## Written request
Reproduce the passage of the text on military change in the Ukraine war from "Ukrainian resiliency and" to "for military reform.", word for word.

## Given text
These defensive weapons, supplied by the United States and NATO, are dramatically altering the battlefield and providing a much-needed shot in the arm to a president in Kyiv unwilling to “take a ride.” Ukraine has marginalized the once vaunted Russian War Machine. As the combat continues, the Ukraine Defense Ministry recently reported they have inflicted 34,430 casualties and destroyed 1,504 tanks, 3,632 armored personnel carriers, 756 artillery pieces, 240 Multiple Launch Rocket Systems, 216 aircraft and 183 helicopters.

Ukrainian resiliency and Russian ineptness aside, are we witnessing a revolution in military affairs (RMA) moment?

The Greek philosopher Heraclitus of Ephesus introduced us to the reality that “change is the only constant.” That applies to warfare as well, from tactics and strategy to weapons systems and protective equipment. When change fundamentally reshapes how we fight, it is known as an RMA — a hypothesis in military theory about the future of warfare, often connected to technological and organizational recommendations for military reform. 

Broadly stated, RMA claims in certain periods of the history there were new military doctrines, strategies, tactics and technologies that led to irrecoverable changes in the conduct of warfare. Furthermore, those changes compel an accelerated adaptation of novel battlefield doctrines and strategies. Examples include the machine gun from World War I, blitzkrieg from World War II, long-range precision missile fires from Desert Storm, and communications and network-centric warfare.

The war in Ukraine is continually introducing high-tech weapon systems to the battlefield that are fundamentally marginalizing armor — tanks and armored personnel carriers — by utilizing centuries-old tactics that have fundamentally marginalized, while ingeniously also exploiting, the manner in which the Russian military employs them. Russian President Vladimir Putin exposed himself to this possible RMA moment by fighting a war using WWII tactics with modern-day armor; the Ukrainian military is winning by destroying them wholesale with modern weapon systems using infantry tactics as old as the French and Indian War.

(Element region listings)
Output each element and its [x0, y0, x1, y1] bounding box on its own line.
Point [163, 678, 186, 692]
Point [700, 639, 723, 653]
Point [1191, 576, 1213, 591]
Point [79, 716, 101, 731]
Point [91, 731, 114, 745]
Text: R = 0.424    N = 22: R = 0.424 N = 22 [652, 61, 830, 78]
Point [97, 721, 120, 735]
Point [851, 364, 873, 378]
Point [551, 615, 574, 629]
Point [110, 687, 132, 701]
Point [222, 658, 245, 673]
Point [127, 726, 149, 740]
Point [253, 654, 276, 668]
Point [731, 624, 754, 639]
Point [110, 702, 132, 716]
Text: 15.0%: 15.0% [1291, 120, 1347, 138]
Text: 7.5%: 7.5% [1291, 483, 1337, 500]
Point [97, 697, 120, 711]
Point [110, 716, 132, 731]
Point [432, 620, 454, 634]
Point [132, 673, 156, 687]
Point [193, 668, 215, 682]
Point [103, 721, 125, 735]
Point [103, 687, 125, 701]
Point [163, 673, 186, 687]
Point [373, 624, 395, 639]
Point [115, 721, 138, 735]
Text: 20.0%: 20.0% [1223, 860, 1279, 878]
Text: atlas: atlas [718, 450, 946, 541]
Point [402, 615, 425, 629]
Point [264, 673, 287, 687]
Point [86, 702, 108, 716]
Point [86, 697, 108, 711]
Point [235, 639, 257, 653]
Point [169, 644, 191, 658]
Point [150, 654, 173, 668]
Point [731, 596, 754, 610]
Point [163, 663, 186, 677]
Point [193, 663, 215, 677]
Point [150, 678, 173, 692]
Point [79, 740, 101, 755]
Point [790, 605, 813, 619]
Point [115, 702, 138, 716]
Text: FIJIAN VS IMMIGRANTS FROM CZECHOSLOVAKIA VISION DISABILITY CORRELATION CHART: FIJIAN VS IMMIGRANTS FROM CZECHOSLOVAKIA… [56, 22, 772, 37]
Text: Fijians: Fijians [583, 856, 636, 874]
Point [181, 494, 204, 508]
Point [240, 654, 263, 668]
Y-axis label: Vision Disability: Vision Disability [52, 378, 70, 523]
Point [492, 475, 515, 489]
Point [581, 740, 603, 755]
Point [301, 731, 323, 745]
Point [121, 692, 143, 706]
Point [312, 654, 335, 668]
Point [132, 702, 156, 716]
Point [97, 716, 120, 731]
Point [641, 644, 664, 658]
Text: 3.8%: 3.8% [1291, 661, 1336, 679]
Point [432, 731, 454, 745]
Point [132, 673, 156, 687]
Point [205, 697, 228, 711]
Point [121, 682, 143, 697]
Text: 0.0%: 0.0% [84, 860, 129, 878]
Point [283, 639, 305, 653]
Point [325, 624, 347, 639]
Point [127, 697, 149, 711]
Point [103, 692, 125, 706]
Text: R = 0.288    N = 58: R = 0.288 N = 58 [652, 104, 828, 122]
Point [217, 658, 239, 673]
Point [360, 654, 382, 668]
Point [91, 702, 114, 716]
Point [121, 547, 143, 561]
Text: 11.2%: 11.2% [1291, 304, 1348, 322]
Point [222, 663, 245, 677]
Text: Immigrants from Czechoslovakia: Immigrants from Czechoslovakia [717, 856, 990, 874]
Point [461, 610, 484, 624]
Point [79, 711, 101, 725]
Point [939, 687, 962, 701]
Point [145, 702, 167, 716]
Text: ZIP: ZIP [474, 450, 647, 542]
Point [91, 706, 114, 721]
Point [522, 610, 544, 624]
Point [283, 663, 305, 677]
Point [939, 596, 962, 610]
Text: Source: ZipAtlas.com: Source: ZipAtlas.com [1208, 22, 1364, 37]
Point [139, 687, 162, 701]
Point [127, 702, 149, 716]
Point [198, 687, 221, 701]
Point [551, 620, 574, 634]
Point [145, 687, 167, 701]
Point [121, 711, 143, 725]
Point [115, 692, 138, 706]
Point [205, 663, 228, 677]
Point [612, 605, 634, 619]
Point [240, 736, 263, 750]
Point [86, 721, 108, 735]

* * *

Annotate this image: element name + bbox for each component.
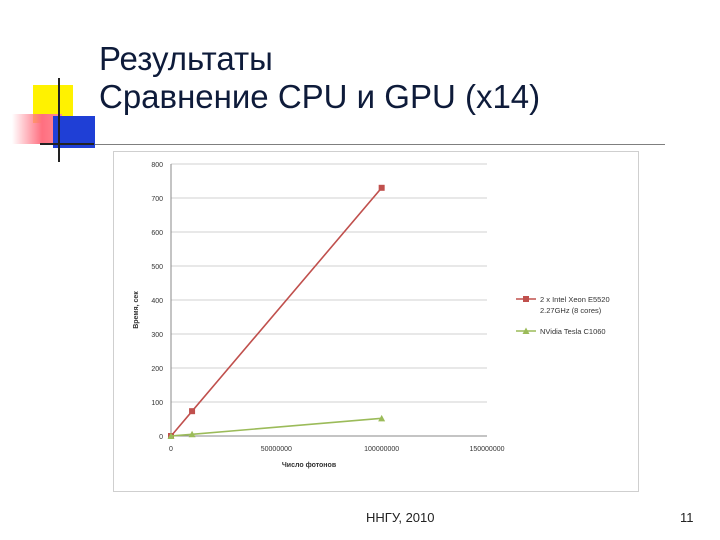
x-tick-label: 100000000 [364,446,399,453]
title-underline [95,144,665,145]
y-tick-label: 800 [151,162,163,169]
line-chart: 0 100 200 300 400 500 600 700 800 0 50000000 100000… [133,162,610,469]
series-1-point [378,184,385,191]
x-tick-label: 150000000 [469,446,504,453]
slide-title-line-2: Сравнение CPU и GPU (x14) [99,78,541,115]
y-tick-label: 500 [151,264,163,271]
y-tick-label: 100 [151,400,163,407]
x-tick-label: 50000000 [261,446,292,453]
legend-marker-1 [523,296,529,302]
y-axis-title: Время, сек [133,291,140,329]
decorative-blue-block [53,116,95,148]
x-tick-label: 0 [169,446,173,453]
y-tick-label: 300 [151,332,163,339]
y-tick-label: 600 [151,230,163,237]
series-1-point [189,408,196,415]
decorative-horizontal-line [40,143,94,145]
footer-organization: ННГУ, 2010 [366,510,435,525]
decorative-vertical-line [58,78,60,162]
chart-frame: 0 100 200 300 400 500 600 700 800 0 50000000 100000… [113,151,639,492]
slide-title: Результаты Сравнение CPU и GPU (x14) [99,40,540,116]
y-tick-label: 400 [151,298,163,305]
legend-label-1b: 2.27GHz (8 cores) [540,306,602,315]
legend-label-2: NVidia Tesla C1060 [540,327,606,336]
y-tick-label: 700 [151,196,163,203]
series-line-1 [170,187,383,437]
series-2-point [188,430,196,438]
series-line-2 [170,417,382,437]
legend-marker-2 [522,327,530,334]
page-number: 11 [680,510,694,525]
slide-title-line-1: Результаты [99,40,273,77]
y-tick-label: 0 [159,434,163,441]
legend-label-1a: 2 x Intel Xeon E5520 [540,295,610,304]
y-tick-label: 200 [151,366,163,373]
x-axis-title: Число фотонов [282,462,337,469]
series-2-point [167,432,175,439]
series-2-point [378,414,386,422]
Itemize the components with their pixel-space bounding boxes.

## Task result
Ukrainian resiliency and Russian ineptness aside, are we witnessing a revolution in military affairs (RMA) moment?

The Greek philosopher Heraclitus of Ephesus introduced us to the reality that “change is the only constant.” That applies to warfare as well, from tactics and strategy to weapons systems and protective equipment. When change fundamentally reshapes how we fight, it is known as an RMA — a hypothesis in military theory about the future of warfare, often connected to technological and organizational recommendations for military reform.